Repeat each record below exactly as given.

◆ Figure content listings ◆
-- BEGIN --

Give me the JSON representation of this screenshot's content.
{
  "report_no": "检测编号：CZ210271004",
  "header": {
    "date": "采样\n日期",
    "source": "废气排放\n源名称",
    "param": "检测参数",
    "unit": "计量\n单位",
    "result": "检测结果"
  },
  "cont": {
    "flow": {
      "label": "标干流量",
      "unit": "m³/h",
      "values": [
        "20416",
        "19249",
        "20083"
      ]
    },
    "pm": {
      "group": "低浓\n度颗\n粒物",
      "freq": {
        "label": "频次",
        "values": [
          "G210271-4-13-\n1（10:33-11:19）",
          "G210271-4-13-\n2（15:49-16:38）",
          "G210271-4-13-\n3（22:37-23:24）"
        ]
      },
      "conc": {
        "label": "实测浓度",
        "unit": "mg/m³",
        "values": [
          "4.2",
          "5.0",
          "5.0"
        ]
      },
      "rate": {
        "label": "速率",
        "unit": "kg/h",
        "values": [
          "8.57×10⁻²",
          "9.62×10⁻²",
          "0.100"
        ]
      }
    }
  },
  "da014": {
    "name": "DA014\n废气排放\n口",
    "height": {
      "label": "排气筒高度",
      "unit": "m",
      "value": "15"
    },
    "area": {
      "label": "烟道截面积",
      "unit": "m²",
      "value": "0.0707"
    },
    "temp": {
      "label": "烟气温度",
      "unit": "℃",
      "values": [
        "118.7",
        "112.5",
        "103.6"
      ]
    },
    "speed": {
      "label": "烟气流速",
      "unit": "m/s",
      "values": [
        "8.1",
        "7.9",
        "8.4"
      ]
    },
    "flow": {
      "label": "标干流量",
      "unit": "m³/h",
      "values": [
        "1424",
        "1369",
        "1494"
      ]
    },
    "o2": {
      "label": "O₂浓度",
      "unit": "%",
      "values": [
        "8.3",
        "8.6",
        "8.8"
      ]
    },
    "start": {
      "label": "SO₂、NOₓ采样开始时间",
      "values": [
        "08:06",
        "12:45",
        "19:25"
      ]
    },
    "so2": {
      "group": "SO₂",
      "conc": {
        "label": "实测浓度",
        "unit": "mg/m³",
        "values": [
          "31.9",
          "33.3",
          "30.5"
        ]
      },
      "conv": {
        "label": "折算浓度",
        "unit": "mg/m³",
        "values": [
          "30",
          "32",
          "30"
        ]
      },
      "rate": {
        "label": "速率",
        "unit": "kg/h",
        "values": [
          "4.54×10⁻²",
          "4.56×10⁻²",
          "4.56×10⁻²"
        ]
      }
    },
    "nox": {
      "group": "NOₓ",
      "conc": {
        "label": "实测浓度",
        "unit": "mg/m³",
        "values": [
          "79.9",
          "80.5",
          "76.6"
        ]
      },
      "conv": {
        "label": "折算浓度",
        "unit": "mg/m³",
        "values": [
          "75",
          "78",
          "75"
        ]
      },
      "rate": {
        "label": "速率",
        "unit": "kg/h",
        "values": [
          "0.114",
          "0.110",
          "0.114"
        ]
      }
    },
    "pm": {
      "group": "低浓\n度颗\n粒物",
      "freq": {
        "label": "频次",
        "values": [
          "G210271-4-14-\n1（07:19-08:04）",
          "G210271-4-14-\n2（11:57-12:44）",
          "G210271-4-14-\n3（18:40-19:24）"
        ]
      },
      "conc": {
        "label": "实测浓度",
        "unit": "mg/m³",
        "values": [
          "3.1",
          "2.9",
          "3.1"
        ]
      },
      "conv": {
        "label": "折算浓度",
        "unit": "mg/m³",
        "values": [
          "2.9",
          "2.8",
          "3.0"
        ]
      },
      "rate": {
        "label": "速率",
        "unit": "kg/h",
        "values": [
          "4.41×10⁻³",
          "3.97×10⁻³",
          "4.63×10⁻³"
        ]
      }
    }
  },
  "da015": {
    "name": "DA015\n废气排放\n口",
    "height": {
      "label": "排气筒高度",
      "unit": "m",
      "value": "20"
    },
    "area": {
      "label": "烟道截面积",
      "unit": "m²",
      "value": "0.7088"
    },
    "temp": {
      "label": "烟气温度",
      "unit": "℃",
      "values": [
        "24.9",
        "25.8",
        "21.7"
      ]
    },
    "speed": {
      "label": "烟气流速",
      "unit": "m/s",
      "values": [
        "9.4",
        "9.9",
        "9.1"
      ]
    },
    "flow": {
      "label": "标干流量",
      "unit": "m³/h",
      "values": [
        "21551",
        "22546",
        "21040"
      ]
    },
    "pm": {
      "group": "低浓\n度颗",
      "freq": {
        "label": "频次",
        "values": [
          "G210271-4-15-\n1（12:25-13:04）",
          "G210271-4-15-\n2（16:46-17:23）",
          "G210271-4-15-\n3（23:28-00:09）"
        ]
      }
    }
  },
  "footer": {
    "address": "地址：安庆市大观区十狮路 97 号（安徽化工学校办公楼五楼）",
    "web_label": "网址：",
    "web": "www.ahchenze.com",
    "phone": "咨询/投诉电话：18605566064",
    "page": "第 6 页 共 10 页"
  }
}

-- END --

◆ OUTPUT FOR THIS EXERCISE ◆
Give me the JSON representation of this screenshot's content.
{
  "report_no": "检测编号：CZ210271004",
  "header": {
    "date": "采样\n日期",
    "source": "废气排放\n源名称",
    "param": "检测参数",
    "unit": "计量\n单位",
    "result": "检测结果"
  },
  "cont": {
    "flow": {
      "label": "标干流量",
      "unit": "m³/h",
      "values": [
        "20416",
        "19249",
        "20083"
      ]
    },
    "pm": {
      "group": "低浓\n度颗\n粒物",
      "freq": {
        "label": "频次",
        "values": [
          "G210271-4-13-\n1（10:33-11:19）",
          "G210271-4-13-\n2（15:49-16:38）",
          "G210271-4-13-\n3（22:37-23:24）"
        ]
      },
      "conc": {
        "label": "实测浓度",
        "unit": "mg/m³",
        "values": [
          "4.2",
          "5.0",
          "5.0"
        ]
      },
      "rate": {
        "label": "速率",
        "unit": "kg/h",
        "values": [
          "8.57×10⁻²",
          "9.62×10⁻²",
          "0.100"
        ]
      }
    }
  },
  "da014": {
    "name": "DA014\n废气排放\n口",
    "height": {
      "label": "排气筒高度",
      "unit": "m",
      "value": "15"
    },
    "area": {
      "label": "烟道截面积",
      "unit": "m²",
      "value": "0.0707"
    },
    "temp": {
      "label": "烟气温度",
      "unit": "℃",
      "values": [
        "118.7",
        "112.5",
        "103.6"
      ]
    },
    "speed": {
      "label": "烟气流速",
      "unit": "m/s",
      "values": [
        "8.1",
        "7.9",
        "8.4"
      ]
    },
    "flow": {
      "label": "标干流量",
      "unit": "m³/h",
      "values": [
        "1424",
        "1369",
        "1494"
      ]
    },
    "o2": {
      "label": "O₂浓度",
      "unit": "%",
      "values": [
        "8.3",
        "8.6",
        "8.8"
      ]
    },
    "start": {
      "label": "SO₂、NOₓ采样开始时间",
      "values": [
        "08:06",
        "12:45",
        "19:25"
      ]
    },
    "so2": {
      "group": "SO₂",
      "conc": {
        "label": "实测浓度",
        "unit": "mg/m³",
        "values": [
          "31.9",
          "33.3",
          "30.5"
        ]
      },
      "conv": {
        "label": "折算浓度",
        "unit": "mg/m³",
        "values": [
          "30",
          "32",
          "30"
        ]
      },
      "rate": {
        "label": "速率",
        "unit": "kg/h",
        "values": [
          "4.54×10⁻²",
          "4.56×10⁻²",
          "4.56×10⁻²"
        ]
      }
    },
    "nox": {
      "group": "NOₓ",
      "conc": {
        "label": "实测浓度",
        "unit": "mg/m³",
        "values": [
          "79.9",
          "80.5",
          "76.6"
        ]
      },
      "conv": {
        "label": "折算浓度",
        "unit": "mg/m³",
        "values": [
          "75",
          "78",
          "75"
        ]
      },
      "rate": {
        "label": "速率",
        "unit": "kg/h",
        "values": [
          "0.114",
          "0.110",
          "0.114"
        ]
      }
    },
    "pm": {
      "group": "低浓\n度颗\n粒物",
      "freq": {
        "label": "频次",
        "values": [
          "G210271-4-14-\n1（07:19-08:04）",
          "G210271-4-14-\n2（11:57-12:44）",
          "G210271-4-14-\n3（18:40-19:24）"
        ]
      },
      "conc": {
        "label": "实测浓度",
        "unit": "mg/m³",
        "values": [
          "3.1",
          "2.9",
          "3.1"
        ]
      },
      "conv": {
        "label": "折算浓度",
        "unit": "mg/m³",
        "values": [
          "2.9",
          "2.8",
          "3.0"
        ]
      },
      "rate": {
        "label": "速率",
        "unit": "kg/h",
        "values": [
          "4.41×10⁻³",
          "3.97×10⁻³",
          "4.63×10⁻³"
        ]
      }
    }
  },
  "da015": {
    "name": "DA015\n废气排放\n口",
    "height": {
      "label": "排气筒高度",
      "unit": "m",
      "value": "20"
    },
    "area": {
      "label": "烟道截面积",
      "unit": "m²",
      "value": "0.7088"
    },
    "temp": {
      "label": "烟气温度",
      "unit": "℃",
      "values": [
        "24.9",
        "25.8",
        "21.7"
      ]
    },
    "speed": {
      "label": "烟气流速",
      "unit": "m/s",
      "values": [
        "9.4",
        "9.9",
        "9.1"
      ]
    },
    "flow": {
      "label": "标干流量",
      "unit": "m³/h",
      "values": [
        "21551",
        "22546",
        "21040"
      ]
    },
    "pm": {
      "group": "低浓\n度颗",
      "freq": {
        "label": "频次",
        "values": [
          "G210271-4-15-\n1（12:25-13:04）",
          "G210271-4-15-\n2（16:46-17:23）",
          "G210271-4-15-\n3（23:28-00:09）"
        ]
      }
    }
  },
  "footer": {
    "address": "地址：安庆市大观区十狮路 97 号（安徽化工学校办公楼五楼）",
    "web_label": "网址：",
    "web": "www.ahchenze.com",
    "phone": "咨询/投诉电话：18605566064",
    "page": "第 6 页 共 10 页"
  }
}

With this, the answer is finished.